▶ [TEXT FOR ANALYSIS]
These questions are easy to explain if the energy is coming from outside the Sun. In the electrical model, the Sun (like all stars) is an anode, or positively charged focus within a galactic discharge. The Sun's electrical influence extends out to a plasma sheath, incorrectly called the heliopause, far beyond the orbit of Pluto. The electrical acceleration of the solar wind and the ion tail of a comet, therefore, is exactly what should happen, and there is no other credible explanation of this phenomenon.
Those who are not trained in plasma discharge behavior are unaware that throughout almost the entire volume of space within the Sun's plasma sheath, the electric field remains weak but constant in strength, representing an immense electric potential across the vast distance to the boundary of the Sun’s electrical domain. It is not until charged particles are very close to the Sun that they experience strong electric fields in 'double layers' that heat the solar corona and form the global electrical storm we call a star.
The electrical theorists Wallace Thornhill and Don Scott have enumerated at least two dozen enigmas of solar behavior that immediately disappear when you grant the same electric field that is implied by the electric comet.
And what of planetary science? From an electrical vantage point, the electric arcs that have carved the surfaces of comets can be compared to those that, in an earlier phase of solar system history, etched the surfaces of planets and moons. The astronomer's bafflement at recent close-up images of comets is just like their response to enigmatic surface features of larger rocky bodies in the solar system—from the tortured surfaces of Venus and Mars to the alien worlds of Jupiter and Saturn. The sharply sculpted nuclei of comets reveal the same features we see on rocky planets and moons—craters, rilles, spires, mountains, ridges, mesas rising from flat valley floors and etched relief—just the opposite of what astronomers had expected. Of course, the prevailing model of comets, envisioning a sublimating chunk of dirty ice, does not allow that similar features could have similar causes, though that is precisely the message of the electric theorists.

▶ [MATERIAL PROVIDED]
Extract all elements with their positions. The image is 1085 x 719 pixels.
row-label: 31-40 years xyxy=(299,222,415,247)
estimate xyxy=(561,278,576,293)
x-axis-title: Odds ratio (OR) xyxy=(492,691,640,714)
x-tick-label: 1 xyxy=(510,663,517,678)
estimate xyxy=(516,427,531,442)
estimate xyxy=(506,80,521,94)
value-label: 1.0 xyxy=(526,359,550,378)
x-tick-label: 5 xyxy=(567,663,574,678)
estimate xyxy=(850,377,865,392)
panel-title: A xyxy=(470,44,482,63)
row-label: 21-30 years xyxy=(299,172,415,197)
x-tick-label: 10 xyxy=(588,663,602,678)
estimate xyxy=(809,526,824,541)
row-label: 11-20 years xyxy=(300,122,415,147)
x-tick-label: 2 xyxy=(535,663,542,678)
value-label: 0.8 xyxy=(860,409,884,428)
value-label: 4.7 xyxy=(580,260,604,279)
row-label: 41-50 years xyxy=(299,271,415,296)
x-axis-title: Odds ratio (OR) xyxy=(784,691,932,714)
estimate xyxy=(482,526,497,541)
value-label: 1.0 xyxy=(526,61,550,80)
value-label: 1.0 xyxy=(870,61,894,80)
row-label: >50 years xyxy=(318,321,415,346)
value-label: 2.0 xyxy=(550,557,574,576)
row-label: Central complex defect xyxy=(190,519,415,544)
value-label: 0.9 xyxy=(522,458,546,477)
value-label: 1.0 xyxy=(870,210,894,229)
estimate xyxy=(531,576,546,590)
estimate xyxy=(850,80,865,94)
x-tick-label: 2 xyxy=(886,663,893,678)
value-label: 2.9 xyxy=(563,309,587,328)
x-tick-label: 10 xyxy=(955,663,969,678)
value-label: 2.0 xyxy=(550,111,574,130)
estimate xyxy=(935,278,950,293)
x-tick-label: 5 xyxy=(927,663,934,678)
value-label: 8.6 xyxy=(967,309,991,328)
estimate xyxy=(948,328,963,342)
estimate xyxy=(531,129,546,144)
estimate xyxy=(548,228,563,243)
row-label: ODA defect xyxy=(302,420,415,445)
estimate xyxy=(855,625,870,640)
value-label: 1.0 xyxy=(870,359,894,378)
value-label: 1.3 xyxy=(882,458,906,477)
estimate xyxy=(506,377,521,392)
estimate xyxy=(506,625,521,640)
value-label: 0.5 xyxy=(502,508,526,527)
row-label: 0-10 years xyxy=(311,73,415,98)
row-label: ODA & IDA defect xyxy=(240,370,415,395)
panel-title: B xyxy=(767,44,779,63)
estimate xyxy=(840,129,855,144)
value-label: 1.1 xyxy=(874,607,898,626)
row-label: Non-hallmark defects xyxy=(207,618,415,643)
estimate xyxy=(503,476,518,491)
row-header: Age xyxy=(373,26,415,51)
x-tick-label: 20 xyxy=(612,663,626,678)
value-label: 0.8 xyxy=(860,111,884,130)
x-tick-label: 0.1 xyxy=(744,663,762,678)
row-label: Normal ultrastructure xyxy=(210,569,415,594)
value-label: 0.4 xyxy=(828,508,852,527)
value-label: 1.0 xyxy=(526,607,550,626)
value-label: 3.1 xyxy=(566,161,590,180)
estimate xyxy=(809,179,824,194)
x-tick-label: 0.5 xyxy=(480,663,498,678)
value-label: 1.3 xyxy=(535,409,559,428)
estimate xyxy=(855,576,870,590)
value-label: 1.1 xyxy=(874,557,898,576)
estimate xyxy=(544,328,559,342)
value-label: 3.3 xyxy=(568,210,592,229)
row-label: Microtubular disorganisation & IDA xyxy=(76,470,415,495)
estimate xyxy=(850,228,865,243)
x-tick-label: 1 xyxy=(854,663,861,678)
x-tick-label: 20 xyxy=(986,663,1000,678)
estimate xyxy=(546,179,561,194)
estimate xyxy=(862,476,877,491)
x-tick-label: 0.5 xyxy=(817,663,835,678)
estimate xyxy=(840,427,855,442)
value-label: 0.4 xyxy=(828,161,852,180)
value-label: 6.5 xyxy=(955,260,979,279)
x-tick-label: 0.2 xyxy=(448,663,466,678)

▶ [EXERCISE] Write out the entire passage on the electric Sun and comets word for word. This data has no connection to the passage on the Sun and comets.

▶ [RESULT FOR THIS TASK]
These questions are easy to explain if the energy is coming from outside the Sun. In the electrical model, the Sun (like all stars) is an anode, or positively charged focus within a galactic discharge. The Sun's electrical influence extends out to a plasma sheath, incorrectly called the heliopause, far beyond the orbit of Pluto. The electrical acceleration of the solar wind and the ion tail of a comet, therefore, is exactly what should happen, and there is no other credible explanation of this phenomenon.
Those who are not trained in plasma discharge behavior are unaware that throughout almost the entire volume of space within the Sun's plasma sheath, the electric field remains weak but constant in strength, representing an immense electric potential across the vast distance to the boundary of the Sun’s electrical domain. It is not until charged particles are very close to the Sun that they experience strong electric fields in 'double layers' that heat the solar corona and form the global electrical storm we call a star.
The electrical theorists Wallace Thornhill and Don Scott have enumerated at least two dozen enigmas of solar behavior that immediately disappear when you grant the same electric field that is implied by the electric comet.
And what of planetary science? From an electrical vantage point, the electric arcs that have carved the surfaces of comets can be compared to those that, in an earlier phase of solar system history, etched the surfaces of planets and moons. The astronomer's bafflement at recent close-up images of comets is just like their response to enigmatic surface features of larger rocky bodies in the solar system—from the tortured surfaces of Venus and Mars to the alien worlds of Jupiter and Saturn. The sharply sculpted nuclei of comets reveal the same features we see on rocky planets and moons—craters, rilles, spires, mountains, ridges, mesas rising from flat valley floors and etched relief—just the opposite of what astronomers had expected. Of course, the prevailing model of comets, envisioning a sublimating chunk of dirty ice, does not allow that similar features could have similar causes, though that is precisely the message of the electric theorists.